* BEGIN *

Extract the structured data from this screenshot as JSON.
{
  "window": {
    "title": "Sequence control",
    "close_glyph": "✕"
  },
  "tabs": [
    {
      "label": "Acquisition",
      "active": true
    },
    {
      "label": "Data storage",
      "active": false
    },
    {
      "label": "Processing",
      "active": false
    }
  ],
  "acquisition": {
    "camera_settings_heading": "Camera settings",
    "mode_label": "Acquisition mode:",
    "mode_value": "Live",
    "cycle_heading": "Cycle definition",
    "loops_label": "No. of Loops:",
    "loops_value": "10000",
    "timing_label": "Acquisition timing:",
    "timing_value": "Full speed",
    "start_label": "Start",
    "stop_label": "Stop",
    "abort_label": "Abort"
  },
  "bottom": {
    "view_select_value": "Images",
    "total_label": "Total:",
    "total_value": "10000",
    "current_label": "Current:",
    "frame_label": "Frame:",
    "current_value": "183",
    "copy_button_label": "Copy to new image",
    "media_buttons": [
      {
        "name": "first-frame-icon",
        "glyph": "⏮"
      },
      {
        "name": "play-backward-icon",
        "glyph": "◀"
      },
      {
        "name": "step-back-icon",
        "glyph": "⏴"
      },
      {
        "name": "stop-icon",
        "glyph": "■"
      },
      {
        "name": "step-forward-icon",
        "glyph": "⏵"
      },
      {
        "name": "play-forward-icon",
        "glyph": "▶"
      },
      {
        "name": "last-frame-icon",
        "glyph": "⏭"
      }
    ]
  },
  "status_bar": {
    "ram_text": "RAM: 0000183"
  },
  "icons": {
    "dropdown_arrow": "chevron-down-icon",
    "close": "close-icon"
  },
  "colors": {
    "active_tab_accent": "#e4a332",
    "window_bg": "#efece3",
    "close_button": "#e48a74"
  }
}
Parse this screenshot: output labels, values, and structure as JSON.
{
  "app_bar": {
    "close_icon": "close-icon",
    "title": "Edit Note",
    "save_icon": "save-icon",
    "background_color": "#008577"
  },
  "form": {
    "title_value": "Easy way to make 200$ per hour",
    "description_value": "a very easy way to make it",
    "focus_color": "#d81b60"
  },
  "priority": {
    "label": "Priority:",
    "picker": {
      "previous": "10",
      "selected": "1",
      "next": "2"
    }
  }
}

* END *

Output the lines above verbatim and in full.

Extract the structured data from this screenshot as JSON.
{
  "window": {
    "title": "Sequence control",
    "close_glyph": "✕"
  },
  "tabs": [
    {
      "label": "Acquisition",
      "active": true
    },
    {
      "label": "Data storage",
      "active": false
    },
    {
      "label": "Processing",
      "active": false
    }
  ],
  "acquisition": {
    "camera_settings_heading": "Camera settings",
    "mode_label": "Acquisition mode:",
    "mode_value": "Live",
    "cycle_heading": "Cycle definition",
    "loops_label": "No. of Loops:",
    "loops_value": "10000",
    "timing_label": "Acquisition timing:",
    "timing_value": "Full speed",
    "start_label": "Start",
    "stop_label": "Stop",
    "abort_label": "Abort"
  },
  "bottom": {
    "view_select_value": "Images",
    "total_label": "Total:",
    "total_value": "10000",
    "current_label": "Current:",
    "frame_label": "Frame:",
    "current_value": "183",
    "copy_button_label": "Copy to new image",
    "media_buttons": [
      {
        "name": "first-frame-icon",
        "glyph": "⏮"
      },
      {
        "name": "play-backward-icon",
        "glyph": "◀"
      },
      {
        "name": "step-back-icon",
        "glyph": "⏴"
      },
      {
        "name": "stop-icon",
        "glyph": "■"
      },
      {
        "name": "step-forward-icon",
        "glyph": "⏵"
      },
      {
        "name": "play-forward-icon",
        "glyph": "▶"
      },
      {
        "name": "last-frame-icon",
        "glyph": "⏭"
      }
    ]
  },
  "status_bar": {
    "ram_text": "RAM: 0000183"
  },
  "icons": {
    "dropdown_arrow": "chevron-down-icon",
    "close": "close-icon"
  },
  "colors": {
    "active_tab_accent": "#e4a332",
    "window_bg": "#efece3",
    "close_button": "#e48a74"
  }
}
Parse this screenshot: output labels, values, and structure as JSON.
{
  "app_bar": {
    "close_icon": "close-icon",
    "title": "Edit Note",
    "save_icon": "save-icon",
    "background_color": "#008577"
  },
  "form": {
    "title_value": "Easy way to make 200$ per hour",
    "description_value": "a very easy way to make it",
    "focus_color": "#d81b60"
  },
  "priority": {
    "label": "Priority:",
    "picker": {
      "previous": "10",
      "selected": "1",
      "next": "2"
    }
  }
}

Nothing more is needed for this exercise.